§ **Set problem**
Consider the data that follows and state how many lines contain the string "value", using the number alone.

§ **Task input**
···

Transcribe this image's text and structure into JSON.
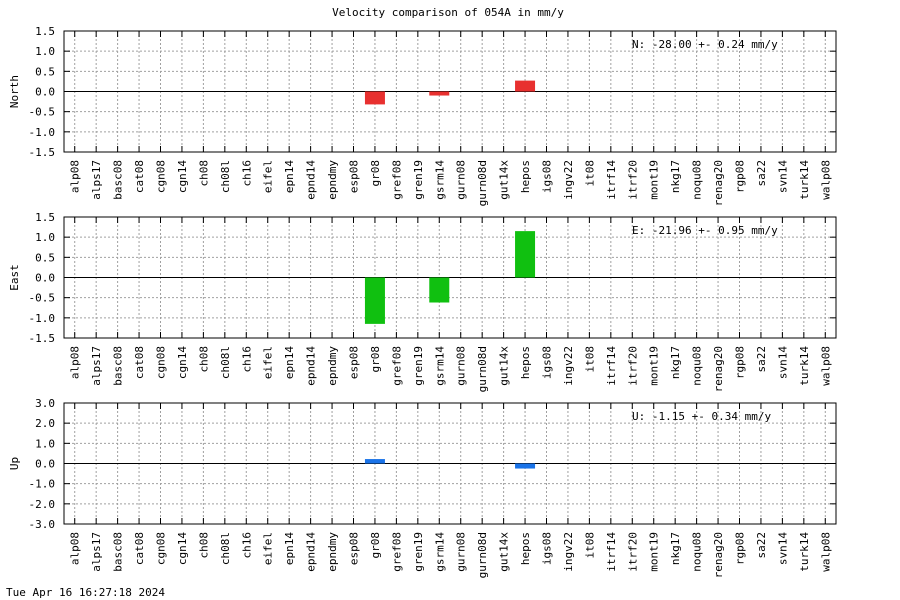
{
  "chart_data": {
    "type": "bar",
    "title": "Velocity comparison of 054A in mm/y",
    "categories": [
      "alp08",
      "alps17",
      "basc08",
      "cat08",
      "cgn08",
      "cgn14",
      "ch08",
      "ch08l",
      "ch16",
      "eifel",
      "epn14",
      "epnd14",
      "epndmy",
      "esp08",
      "gr08",
      "gref08",
      "gren19",
      "gsrm14",
      "gurn08",
      "gurn08d",
      "gut14x",
      "hepos",
      "igs08",
      "ingv22",
      "it08",
      "itrf14",
      "itrf20",
      "mont19",
      "nkg17",
      "noqu08",
      "renag20",
      "rgp08",
      "sa22",
      "svn14",
      "turk14",
      "walp08"
    ],
    "grid": true,
    "panels": [
      {
        "name": "North",
        "ylabel": "North",
        "ylim": [
          -1.5,
          1.5
        ],
        "yticks": [
          "1.5",
          "1.0",
          "0.5",
          "0.0",
          "-0.5",
          "-1.0",
          "-1.5"
        ],
        "annotation": "N: -28.00 +-  0.24 mm/y",
        "color": "#e8302f",
        "bars": [
          {
            "category": "gr08",
            "value": -0.32
          },
          {
            "category": "gsrm14",
            "value": -0.1
          },
          {
            "category": "hepos",
            "value": 0.27
          }
        ]
      },
      {
        "name": "East",
        "ylabel": "East",
        "ylim": [
          -1.5,
          1.5
        ],
        "yticks": [
          "1.5",
          "1.0",
          "0.5",
          "0.0",
          "-0.5",
          "-1.0",
          "-1.5"
        ],
        "annotation": "E: -21.96 +-  0.95 mm/y",
        "color": "#10c010",
        "bars": [
          {
            "category": "gr08",
            "value": -1.15
          },
          {
            "category": "gsrm14",
            "value": -0.62
          },
          {
            "category": "hepos",
            "value": 1.15
          }
        ]
      },
      {
        "name": "Up",
        "ylabel": "Up",
        "ylim": [
          -3.0,
          3.0
        ],
        "yticks": [
          "3.0",
          "2.0",
          "1.0",
          "0.0",
          "-1.0",
          "-2.0",
          "-3.0"
        ],
        "annotation": "U:  -1.15 +-  0.34 mm/y",
        "color": "#1a73e8",
        "bars": [
          {
            "category": "gr08",
            "value": 0.22
          },
          {
            "category": "hepos",
            "value": -0.25
          }
        ]
      }
    ]
  },
  "footer": {
    "timestamp": "Tue Apr 16 16:27:18 2024"
  }
}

···

§ **Expected answer**
8